GOAL OF THE EXERCISE:
Every line of the entries below that mentions "human" is to be copied out.

ENTRIES SHOWN:
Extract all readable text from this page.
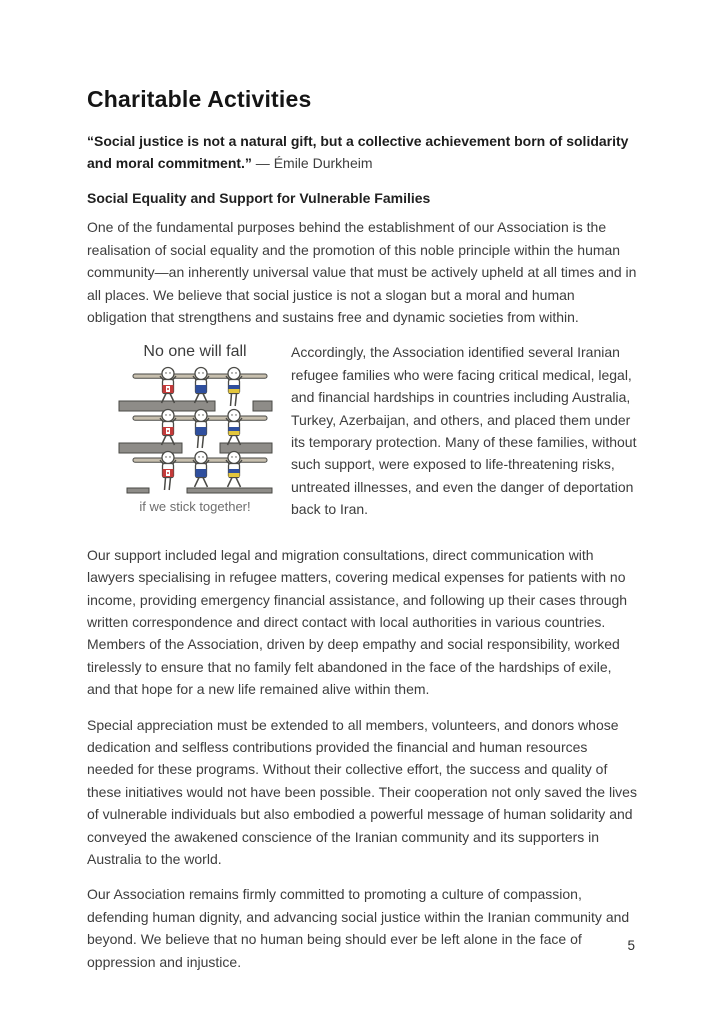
Charitable Activities

“Social justice is not a natural gift, but a collective achievement born of solidarity and moral commitment.” — Émile Durkheim

Social Equality and Support for Vulnerable Families

One of the fundamental purposes behind the establishment of our Association is the realisation of social equality and the promotion of this noble principle within the human community—an inherently universal value that must be actively upheld at all times and in all places. We believe that social justice is not a slogan but a moral and human obligation that strengthens and sustains free and dynamic societies from within.

No one will fall
if we stick together!

Accordingly, the Association identified several Iranian refugee families who were facing critical medical, legal, and financial hardships in countries including Australia, Turkey, Azerbaijan, and others, and placed them under its temporary protection. Many of these families, without such support, were exposed to life-threatening risks, untreated illnesses, and even the danger of deportation back to Iran.

Our support included legal and migration consultations, direct communication with lawyers specialising in refugee matters, covering medical expenses for patients with no income, providing emergency financial assistance, and following up their cases through written correspondence and direct contact with local authorities in various countries. Members of the Association, driven by deep empathy and social responsibility, worked tirelessly to ensure that no family felt abandoned in the face of the hardships of exile, and that hope for a new life remained alive within them.

Special appreciation must be extended to all members, volunteers, and donors whose dedication and selfless contributions provided the financial and human resources needed for these programs. Without their collective effort, the success and quality of these initiatives would not have been possible. Their cooperation not only saved the lives of vulnerable individuals but also embodied a powerful message of human solidarity and conveyed the awakened conscience of the Iranian community and its supporters in Australia to the world.

Our Association remains firmly committed to promoting a culture of compassion, defending human dignity, and advancing social justice within the Iranian community and beyond. We believe that no human being should ever be left alone in the face of oppression and injustice.

5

RESULT FOR THIS TASK:
One of the fundamental purposes behind the establishment of our Association is the realisation of social equality and the promotion of this noble principle within the human community—an inherently universal value that must be actively upheld at all times and in all places. We believe that social justice is not a slogan but a moral and human obligation that strengthens and sustains free and dynamic societies from within.
Special appreciation must be extended to all members, volunteers, and donors whose dedication and selfless contributions provided the financial and human resources needed for these programs. Without their collective effort, the success and quality of these initiatives would not have been possible. Their cooperation not only saved the lives of vulnerable individuals but also embodied a powerful message of human solidarity and conveyed the awakened conscience of the Iranian community and its supporters in Australia to the world.
Our Association remains firmly committed to promoting a culture of compassion, defending human dignity, and advancing social justice within the Iranian community and beyond. We believe that no human being should ever be left alone in the face of oppression and injustice.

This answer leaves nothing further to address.